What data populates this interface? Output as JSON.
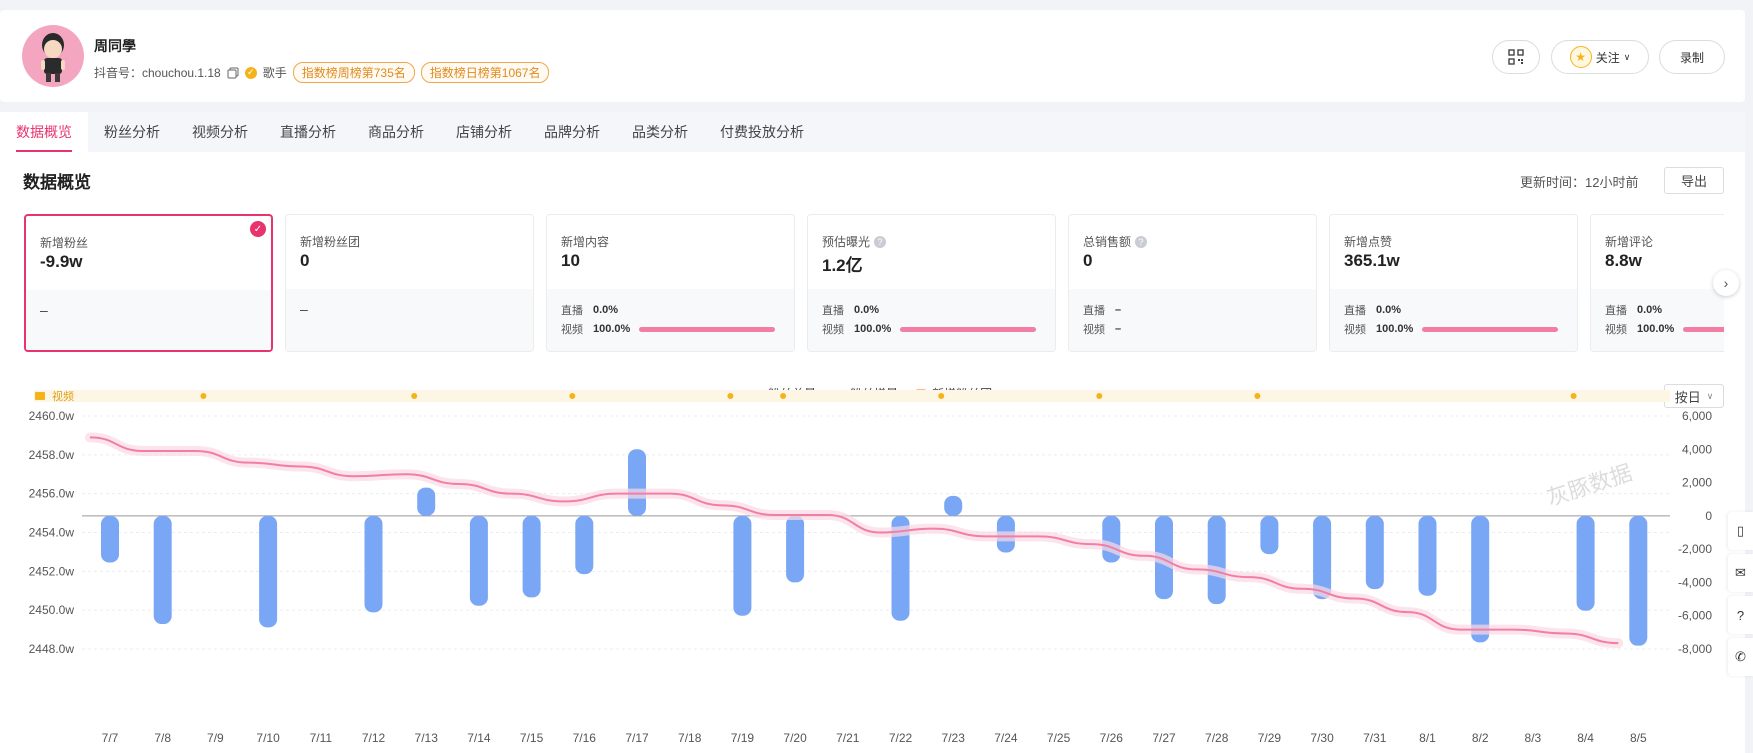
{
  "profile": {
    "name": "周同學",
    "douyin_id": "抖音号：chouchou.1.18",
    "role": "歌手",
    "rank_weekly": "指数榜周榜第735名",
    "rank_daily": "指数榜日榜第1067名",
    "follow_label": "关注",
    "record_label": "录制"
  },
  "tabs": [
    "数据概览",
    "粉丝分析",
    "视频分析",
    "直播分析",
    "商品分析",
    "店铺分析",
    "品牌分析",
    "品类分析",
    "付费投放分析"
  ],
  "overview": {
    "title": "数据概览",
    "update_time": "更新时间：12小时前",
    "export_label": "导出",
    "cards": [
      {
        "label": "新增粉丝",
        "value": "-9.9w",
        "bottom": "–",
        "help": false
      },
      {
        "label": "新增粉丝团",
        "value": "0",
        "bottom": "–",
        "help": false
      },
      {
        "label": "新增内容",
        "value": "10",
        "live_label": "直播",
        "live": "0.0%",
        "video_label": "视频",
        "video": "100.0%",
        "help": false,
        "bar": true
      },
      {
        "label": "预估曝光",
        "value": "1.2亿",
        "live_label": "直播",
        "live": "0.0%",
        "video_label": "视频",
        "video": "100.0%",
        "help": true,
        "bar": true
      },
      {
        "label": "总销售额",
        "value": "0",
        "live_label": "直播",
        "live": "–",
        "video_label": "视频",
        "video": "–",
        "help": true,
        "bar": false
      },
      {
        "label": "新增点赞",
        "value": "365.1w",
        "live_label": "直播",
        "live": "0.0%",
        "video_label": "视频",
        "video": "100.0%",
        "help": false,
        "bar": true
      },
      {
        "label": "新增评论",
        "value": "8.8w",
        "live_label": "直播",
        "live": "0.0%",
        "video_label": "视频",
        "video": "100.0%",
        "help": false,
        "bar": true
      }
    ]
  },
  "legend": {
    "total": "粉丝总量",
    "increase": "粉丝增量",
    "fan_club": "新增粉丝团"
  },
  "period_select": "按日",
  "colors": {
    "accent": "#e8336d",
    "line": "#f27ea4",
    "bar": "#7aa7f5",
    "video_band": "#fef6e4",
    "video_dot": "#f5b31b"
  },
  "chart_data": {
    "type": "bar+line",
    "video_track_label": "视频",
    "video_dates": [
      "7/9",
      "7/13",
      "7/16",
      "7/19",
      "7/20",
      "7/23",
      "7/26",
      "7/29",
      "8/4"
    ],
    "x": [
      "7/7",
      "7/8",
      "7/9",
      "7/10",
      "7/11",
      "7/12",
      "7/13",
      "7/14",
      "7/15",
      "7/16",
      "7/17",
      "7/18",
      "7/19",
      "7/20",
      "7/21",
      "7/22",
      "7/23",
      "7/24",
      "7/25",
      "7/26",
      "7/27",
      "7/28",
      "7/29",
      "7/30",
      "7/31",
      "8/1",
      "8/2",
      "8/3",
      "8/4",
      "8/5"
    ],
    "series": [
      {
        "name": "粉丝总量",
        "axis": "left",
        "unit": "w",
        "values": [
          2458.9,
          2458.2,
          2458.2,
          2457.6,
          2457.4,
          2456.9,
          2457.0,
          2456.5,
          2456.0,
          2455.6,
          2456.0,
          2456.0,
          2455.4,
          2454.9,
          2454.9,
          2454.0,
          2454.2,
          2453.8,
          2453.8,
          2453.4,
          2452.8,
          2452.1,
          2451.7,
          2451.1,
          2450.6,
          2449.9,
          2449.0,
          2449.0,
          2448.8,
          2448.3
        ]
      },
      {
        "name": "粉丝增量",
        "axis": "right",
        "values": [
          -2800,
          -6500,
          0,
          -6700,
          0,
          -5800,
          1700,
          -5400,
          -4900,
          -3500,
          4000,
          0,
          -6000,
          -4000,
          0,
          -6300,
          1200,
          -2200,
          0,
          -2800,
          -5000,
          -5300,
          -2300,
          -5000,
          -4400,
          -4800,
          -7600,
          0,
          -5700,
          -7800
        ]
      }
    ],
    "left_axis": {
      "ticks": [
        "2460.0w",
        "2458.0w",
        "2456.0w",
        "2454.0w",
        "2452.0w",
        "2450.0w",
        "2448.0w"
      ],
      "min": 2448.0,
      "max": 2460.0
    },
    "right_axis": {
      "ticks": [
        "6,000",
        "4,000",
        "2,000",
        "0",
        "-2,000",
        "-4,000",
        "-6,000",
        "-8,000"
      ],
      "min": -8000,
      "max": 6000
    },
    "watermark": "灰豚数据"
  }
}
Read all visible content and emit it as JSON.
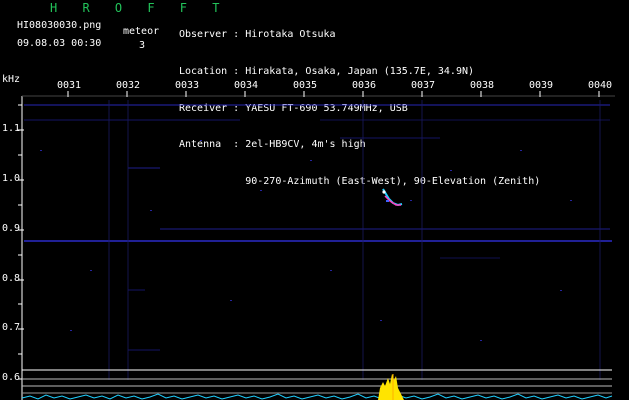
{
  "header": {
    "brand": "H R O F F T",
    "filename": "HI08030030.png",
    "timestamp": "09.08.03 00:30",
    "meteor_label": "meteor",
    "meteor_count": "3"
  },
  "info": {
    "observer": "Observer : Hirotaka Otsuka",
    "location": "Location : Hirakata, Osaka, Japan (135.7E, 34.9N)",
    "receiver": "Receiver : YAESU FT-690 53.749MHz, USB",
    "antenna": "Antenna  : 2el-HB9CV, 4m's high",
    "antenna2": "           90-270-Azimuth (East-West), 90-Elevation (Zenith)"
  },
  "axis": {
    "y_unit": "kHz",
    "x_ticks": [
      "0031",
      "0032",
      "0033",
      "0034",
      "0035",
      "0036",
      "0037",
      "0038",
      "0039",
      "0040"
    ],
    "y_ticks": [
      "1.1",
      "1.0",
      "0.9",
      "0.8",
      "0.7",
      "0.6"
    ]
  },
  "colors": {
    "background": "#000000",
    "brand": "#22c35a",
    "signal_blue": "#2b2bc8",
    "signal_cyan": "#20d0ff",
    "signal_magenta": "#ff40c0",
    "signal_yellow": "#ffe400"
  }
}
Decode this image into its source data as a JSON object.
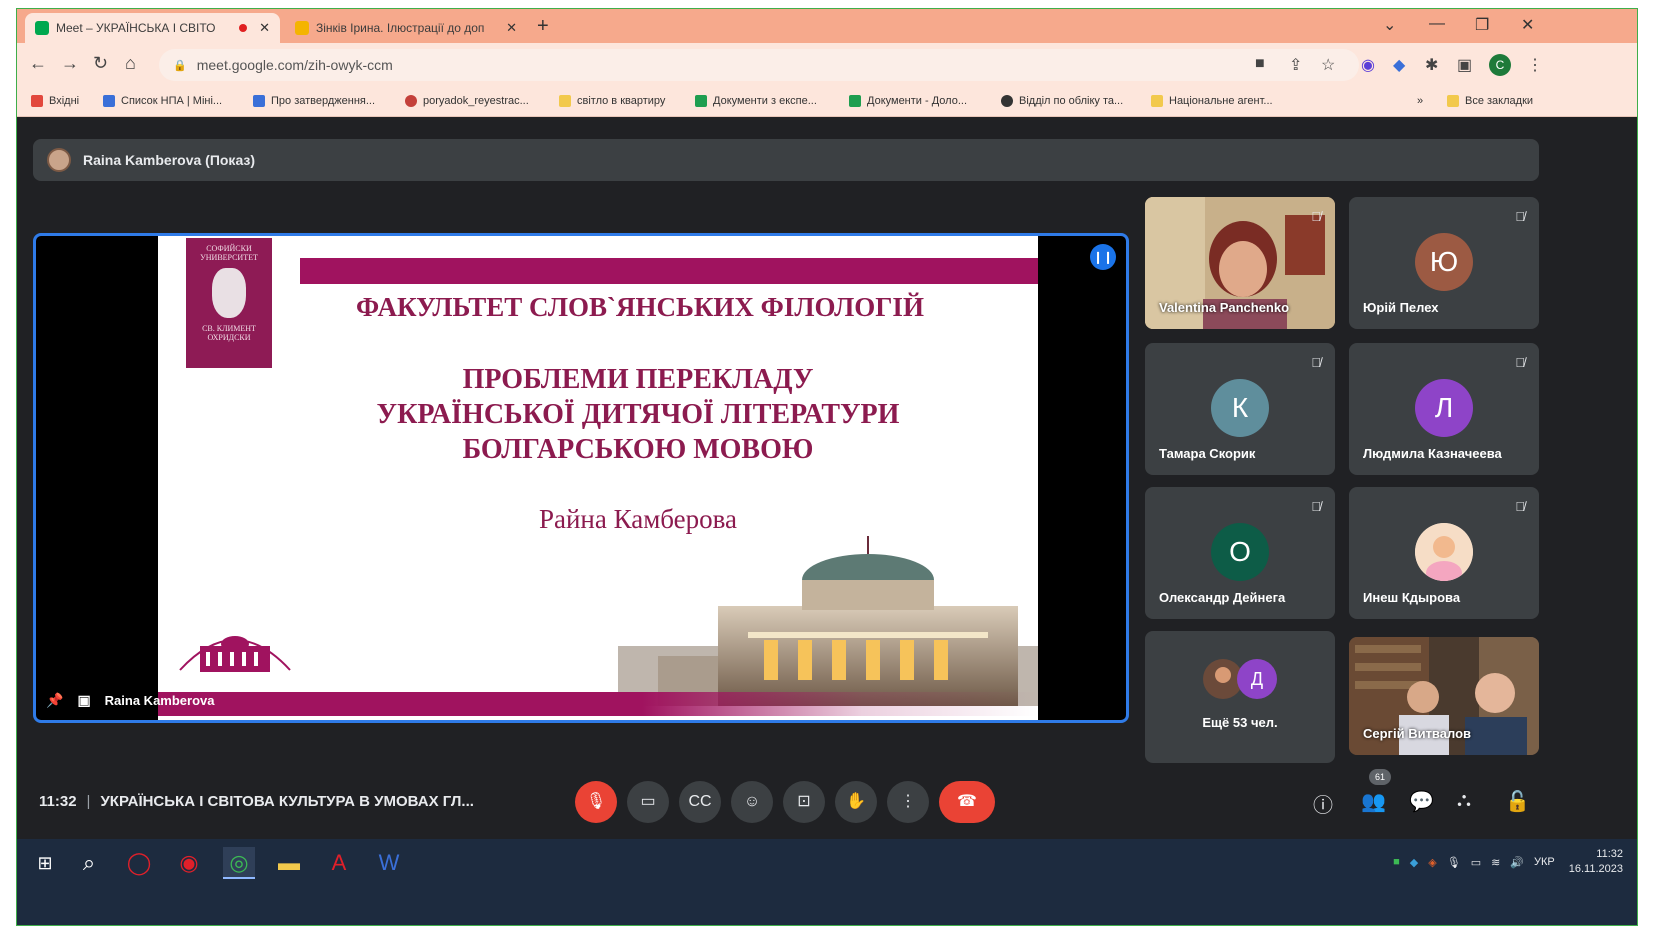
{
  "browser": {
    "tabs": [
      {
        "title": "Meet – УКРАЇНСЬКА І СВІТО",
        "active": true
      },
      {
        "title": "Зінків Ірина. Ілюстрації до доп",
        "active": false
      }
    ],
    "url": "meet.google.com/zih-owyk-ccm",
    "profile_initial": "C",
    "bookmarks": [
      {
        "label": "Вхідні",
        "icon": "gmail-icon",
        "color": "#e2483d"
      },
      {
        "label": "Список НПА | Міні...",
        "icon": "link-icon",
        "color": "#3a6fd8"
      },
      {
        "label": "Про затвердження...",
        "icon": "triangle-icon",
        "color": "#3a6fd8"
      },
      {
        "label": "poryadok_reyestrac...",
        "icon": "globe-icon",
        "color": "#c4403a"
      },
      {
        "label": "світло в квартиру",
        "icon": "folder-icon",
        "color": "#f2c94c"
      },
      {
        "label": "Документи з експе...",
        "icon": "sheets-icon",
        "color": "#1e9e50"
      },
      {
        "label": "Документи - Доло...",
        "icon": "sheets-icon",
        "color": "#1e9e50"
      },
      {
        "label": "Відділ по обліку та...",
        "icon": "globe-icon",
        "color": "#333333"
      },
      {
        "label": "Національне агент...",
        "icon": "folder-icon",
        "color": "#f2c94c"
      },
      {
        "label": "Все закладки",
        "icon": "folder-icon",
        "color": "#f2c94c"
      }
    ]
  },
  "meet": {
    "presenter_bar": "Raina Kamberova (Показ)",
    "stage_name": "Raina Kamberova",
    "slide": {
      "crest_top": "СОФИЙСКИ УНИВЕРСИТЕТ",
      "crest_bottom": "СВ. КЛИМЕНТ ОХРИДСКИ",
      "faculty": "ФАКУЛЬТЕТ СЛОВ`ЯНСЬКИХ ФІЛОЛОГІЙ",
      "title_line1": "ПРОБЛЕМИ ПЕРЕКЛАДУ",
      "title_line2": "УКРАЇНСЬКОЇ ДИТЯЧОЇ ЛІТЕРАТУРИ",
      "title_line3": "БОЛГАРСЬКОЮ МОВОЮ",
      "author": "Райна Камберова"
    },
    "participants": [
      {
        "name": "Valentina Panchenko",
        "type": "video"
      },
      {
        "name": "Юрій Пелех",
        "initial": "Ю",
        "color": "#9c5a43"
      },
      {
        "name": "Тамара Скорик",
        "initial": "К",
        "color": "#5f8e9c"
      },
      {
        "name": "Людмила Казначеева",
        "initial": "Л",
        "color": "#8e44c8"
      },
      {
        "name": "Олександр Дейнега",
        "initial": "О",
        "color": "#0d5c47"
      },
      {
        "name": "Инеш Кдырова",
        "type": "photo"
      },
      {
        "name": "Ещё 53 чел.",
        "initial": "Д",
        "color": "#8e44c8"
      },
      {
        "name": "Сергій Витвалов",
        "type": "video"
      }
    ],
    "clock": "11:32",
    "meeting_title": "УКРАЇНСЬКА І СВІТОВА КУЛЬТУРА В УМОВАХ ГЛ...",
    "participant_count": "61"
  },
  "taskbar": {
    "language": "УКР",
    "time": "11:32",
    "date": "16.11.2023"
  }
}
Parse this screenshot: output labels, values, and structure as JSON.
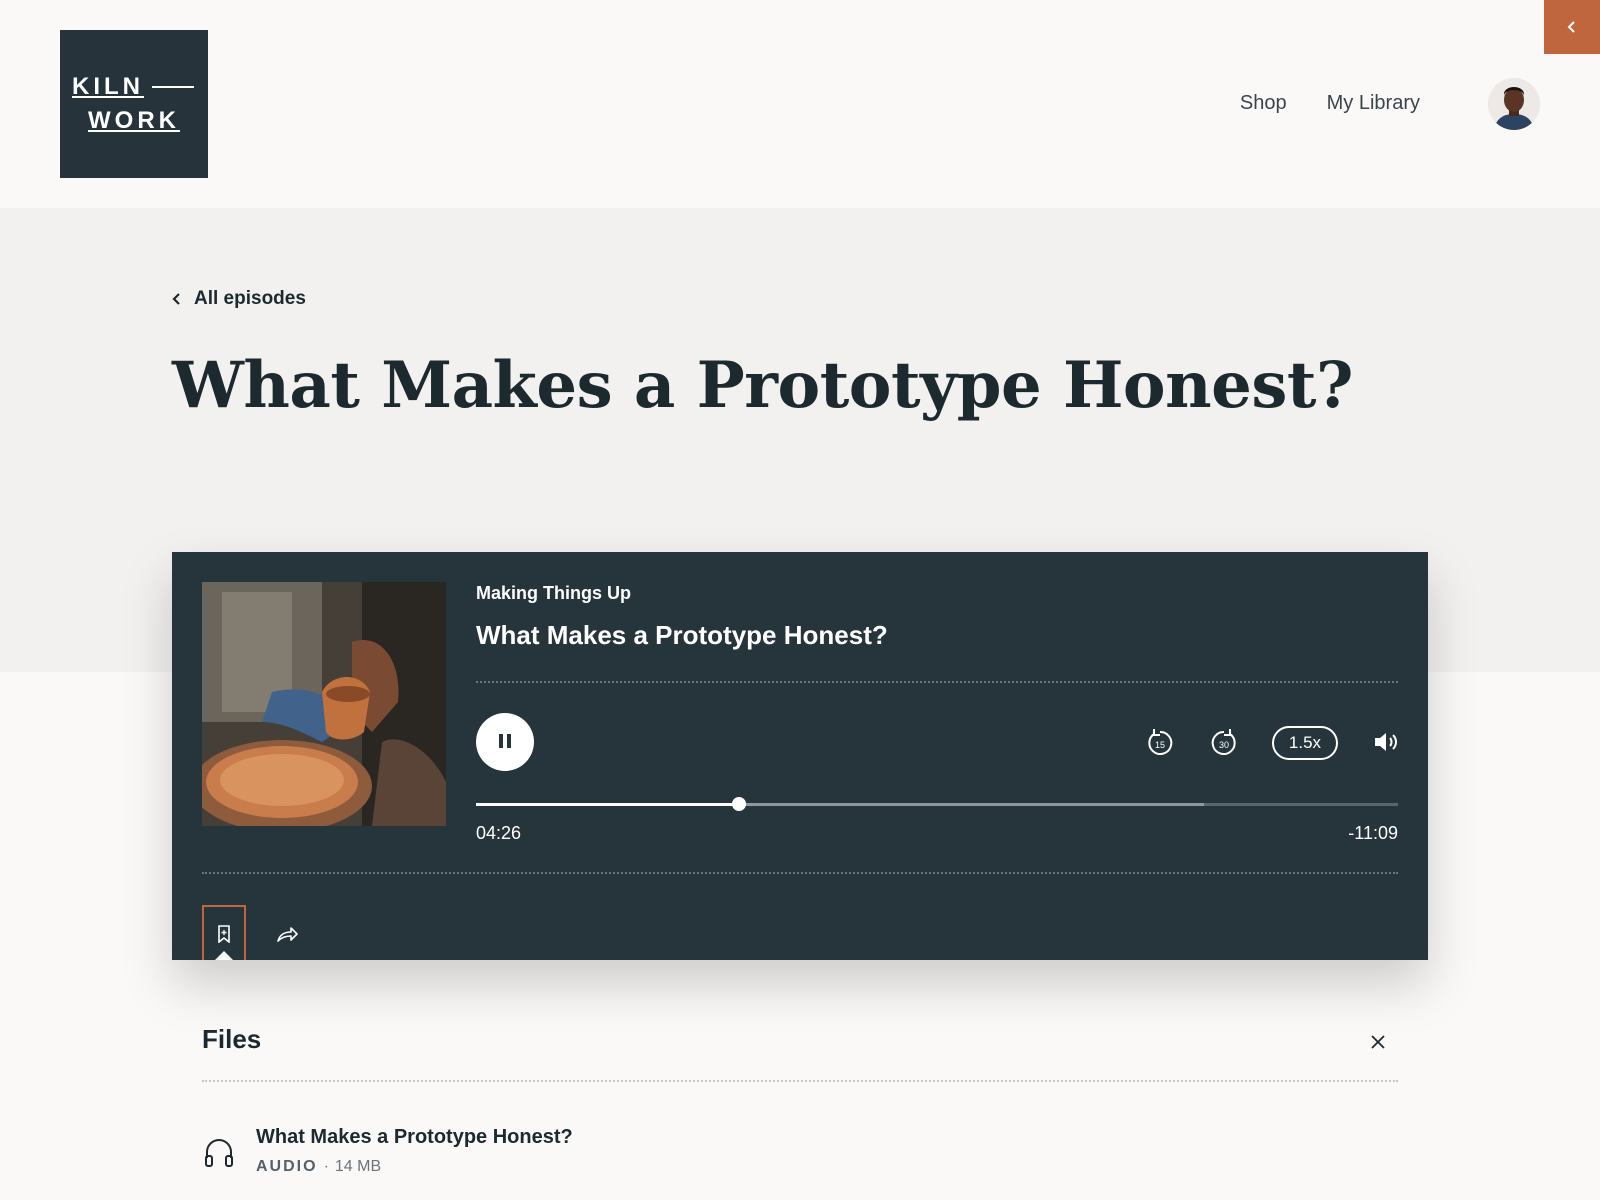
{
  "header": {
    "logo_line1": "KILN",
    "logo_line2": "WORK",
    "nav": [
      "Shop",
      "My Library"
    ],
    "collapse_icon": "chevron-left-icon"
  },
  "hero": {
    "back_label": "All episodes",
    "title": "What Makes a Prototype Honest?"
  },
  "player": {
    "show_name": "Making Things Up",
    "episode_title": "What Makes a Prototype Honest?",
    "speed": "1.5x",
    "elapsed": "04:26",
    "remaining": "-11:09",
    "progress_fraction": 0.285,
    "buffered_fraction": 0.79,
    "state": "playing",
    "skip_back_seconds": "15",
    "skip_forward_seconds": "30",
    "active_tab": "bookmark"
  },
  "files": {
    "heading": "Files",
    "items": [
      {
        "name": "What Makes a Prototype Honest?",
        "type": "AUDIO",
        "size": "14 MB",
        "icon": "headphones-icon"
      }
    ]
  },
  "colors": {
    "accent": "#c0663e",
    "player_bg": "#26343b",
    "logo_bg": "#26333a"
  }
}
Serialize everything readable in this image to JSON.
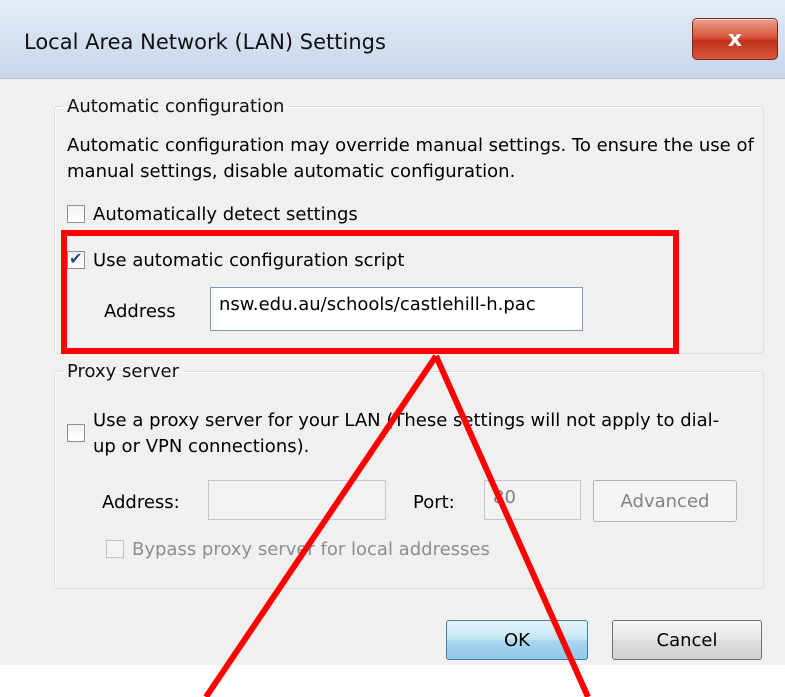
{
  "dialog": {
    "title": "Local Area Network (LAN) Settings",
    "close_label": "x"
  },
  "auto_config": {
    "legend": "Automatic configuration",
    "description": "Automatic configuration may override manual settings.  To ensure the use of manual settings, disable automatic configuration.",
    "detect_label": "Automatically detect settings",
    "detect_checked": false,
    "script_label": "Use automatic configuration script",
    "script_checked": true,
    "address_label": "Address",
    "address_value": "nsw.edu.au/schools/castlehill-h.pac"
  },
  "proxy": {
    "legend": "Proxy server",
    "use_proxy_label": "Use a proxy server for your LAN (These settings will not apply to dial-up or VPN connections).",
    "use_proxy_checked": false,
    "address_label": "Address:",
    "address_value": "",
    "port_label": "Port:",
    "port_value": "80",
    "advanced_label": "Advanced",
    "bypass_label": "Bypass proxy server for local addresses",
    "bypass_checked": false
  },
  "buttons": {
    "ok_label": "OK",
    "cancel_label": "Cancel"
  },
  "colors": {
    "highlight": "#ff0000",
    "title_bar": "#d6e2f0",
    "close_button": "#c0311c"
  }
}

########################################

Working from the entries above, return all lines that contain "image".

→ SOLUTION FOR THIS TASK:
Decode this image into its source data as a JSON object.
Serialize everything readable in this image to JSON.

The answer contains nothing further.